§ WHAT TO DO
Each line of the material below that holds the word "ساختار" needs to be copied.
::: SUPPLIED RECORDS :::
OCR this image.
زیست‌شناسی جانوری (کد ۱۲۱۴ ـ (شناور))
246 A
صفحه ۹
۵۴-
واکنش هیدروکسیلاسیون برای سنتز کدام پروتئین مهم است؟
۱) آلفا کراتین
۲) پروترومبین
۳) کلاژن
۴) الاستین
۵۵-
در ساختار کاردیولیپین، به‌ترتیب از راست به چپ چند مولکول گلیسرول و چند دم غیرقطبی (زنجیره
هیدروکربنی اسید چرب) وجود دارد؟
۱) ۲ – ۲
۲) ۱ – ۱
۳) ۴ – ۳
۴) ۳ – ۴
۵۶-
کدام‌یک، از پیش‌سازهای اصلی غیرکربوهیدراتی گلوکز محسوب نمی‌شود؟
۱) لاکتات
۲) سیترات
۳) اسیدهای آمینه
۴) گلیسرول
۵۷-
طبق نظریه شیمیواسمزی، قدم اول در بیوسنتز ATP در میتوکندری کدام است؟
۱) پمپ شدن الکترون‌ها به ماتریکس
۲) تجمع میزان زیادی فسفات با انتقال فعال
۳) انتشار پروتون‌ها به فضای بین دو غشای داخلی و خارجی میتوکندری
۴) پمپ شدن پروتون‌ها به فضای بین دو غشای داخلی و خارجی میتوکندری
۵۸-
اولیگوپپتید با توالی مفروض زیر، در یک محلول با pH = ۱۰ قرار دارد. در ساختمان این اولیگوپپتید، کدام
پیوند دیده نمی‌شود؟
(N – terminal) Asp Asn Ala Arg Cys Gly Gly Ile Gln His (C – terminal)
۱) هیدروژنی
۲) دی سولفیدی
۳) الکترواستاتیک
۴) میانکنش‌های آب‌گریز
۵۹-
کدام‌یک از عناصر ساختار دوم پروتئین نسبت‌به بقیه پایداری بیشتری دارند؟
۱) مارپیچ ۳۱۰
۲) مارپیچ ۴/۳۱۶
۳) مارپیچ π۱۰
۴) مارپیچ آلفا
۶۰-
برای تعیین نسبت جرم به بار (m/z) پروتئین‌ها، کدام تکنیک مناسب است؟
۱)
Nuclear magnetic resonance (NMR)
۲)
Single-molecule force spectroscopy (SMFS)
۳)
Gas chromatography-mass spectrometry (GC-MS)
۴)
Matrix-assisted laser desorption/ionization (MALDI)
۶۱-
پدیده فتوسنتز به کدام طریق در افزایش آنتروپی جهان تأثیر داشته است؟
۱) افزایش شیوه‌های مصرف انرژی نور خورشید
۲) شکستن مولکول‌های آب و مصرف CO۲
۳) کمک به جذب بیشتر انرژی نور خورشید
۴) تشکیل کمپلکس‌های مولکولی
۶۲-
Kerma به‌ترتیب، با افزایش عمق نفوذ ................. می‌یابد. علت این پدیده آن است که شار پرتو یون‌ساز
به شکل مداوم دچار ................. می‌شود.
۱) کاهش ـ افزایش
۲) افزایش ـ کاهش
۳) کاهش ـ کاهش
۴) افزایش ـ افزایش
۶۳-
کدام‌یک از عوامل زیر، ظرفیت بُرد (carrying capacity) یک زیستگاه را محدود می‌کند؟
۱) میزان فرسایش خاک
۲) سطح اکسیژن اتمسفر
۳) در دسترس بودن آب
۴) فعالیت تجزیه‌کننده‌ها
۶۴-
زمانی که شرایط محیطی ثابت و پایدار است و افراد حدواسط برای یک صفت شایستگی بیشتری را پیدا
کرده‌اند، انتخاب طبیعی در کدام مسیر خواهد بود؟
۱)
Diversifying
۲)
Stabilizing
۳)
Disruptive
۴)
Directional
:::
§ SOLVED PROBLEM
در ساختار کاردیولیپین، به‌ترتیب از راست به چپ چند مولکول گلیسرول و چند دم غیرقطبی (زنجیره
کدام‌یک از عناصر ساختار دوم پروتئین نسبت‌به بقیه پایداری بیشتری دارند؟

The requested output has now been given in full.